— START OF Dataset —

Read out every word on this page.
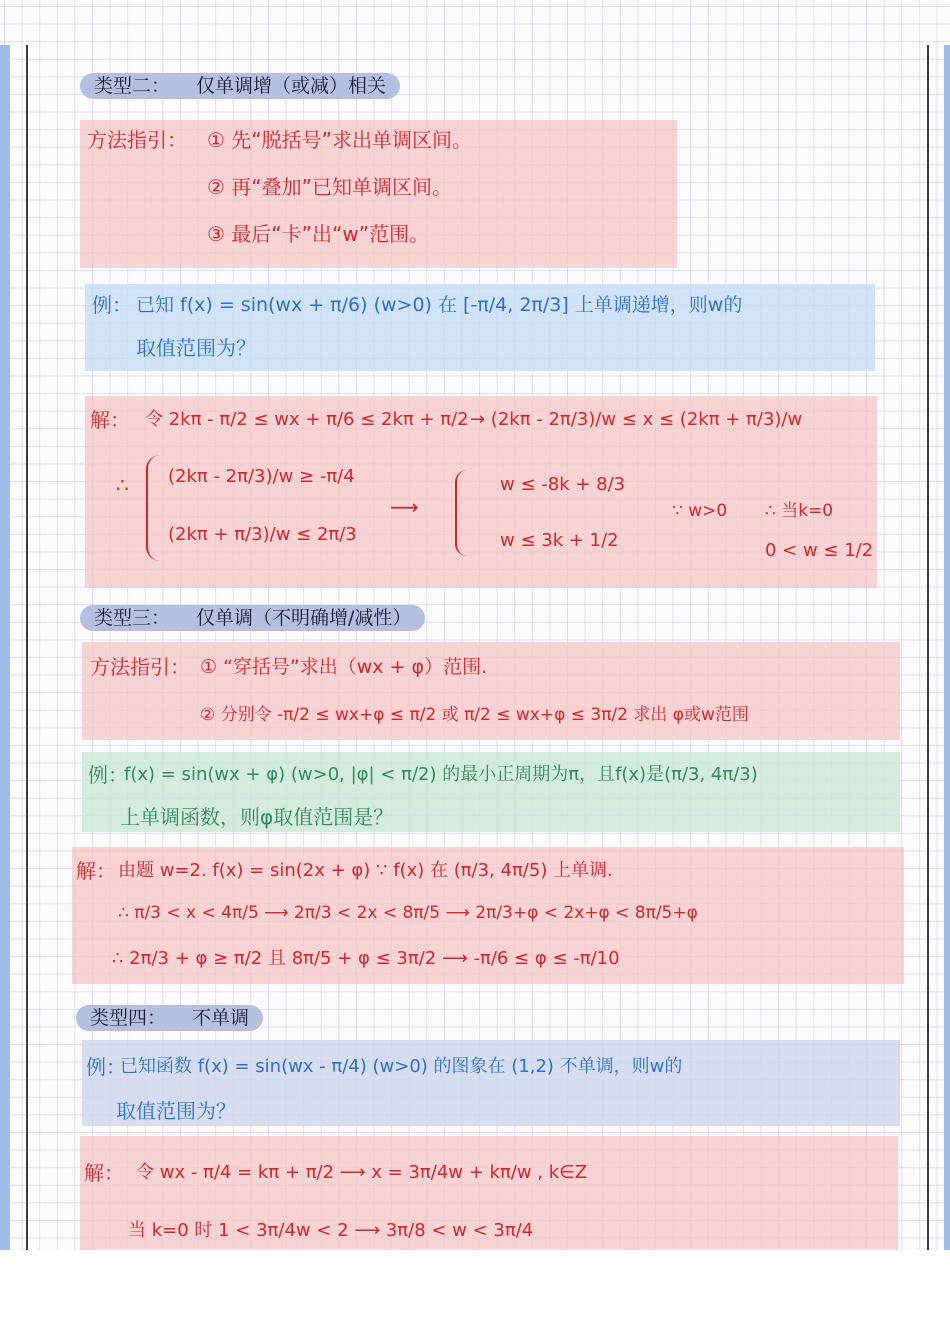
类型二： 仅单调增（或减）相关
方法指引： ① 先“脱括号”求出单调区间。
② 再“叠加”已知单调区间。
③ 最后“卡”出“w”范围。
例： 已知 f(x) = sin(wx + π/6) (w>0) 在 [-π/4, 2π/3] 上单调递增，则w的
取值范围为？
解： 令 2kπ - π/2 ≤ wx + π/6 ≤ 2kπ + π/2 → (2kπ - 2π/3)/w ≤ x ≤ (2kπ + π/3)/w
∴ (2kπ - 2π/3)/w ≥ -π/4
(2kπ + π/3)/w ≤ 2π/3
⟶
w ≤ -8k + 8/3
w ≤ 3k + 1/2
∵ w>0 ∴ 当k=0
0 < w ≤ 1/2
类型三： 仅单调（不明确增/减性）
方法指引： ① “穿括号”求出（wx + φ）范围.
② 分别令 -π/2 ≤ wx+φ ≤ π/2 或 π/2 ≤ wx+φ ≤ 3π/2 求出 φ或w范围
例：
f(x) = sin(wx + φ) (w>0, |φ| < π/2) 的最小正周期为π，且f(x)是(π/3, 4π/3)
上单调函数，则φ取值范围是？
解： 由题 w=2. f(x) = sin(2x + φ) ∵ f(x) 在 (π/3, 4π/5) 上单调.
∴ π/3 < x < 4π/5 ⟶ 2π/3 < 2x < 8π/5 ⟶ 2π/3+φ < 2x+φ < 8π/5+φ
∴ 2π/3 + φ ≥ π/2 且 8π/5 + φ ≤ 3π/2 ⟶ -π/6 ≤ φ ≤ -π/10
类型四： 不单调
例：
已知函数 f(x) = sin(wx - π/4) (w>0) 的图象在 (1,2) 不单调，则w的
取值范围为？
解： 令 wx - π/4 = kπ + π/2 ⟶ x = 3π/4w + kπ/w , k∈Z
当 k=0 时 1 < 3π/4w < 2 ⟶ 3π/8 < w < 3π/4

— END OF Dataset —

- The request
Reproduce each line from the records that contains the word "方法指引".

- Worked solution
方法指引： ① 先“脱括号”求出单调区间。
方法指引： ① “穿括号”求出（wx + φ）范围.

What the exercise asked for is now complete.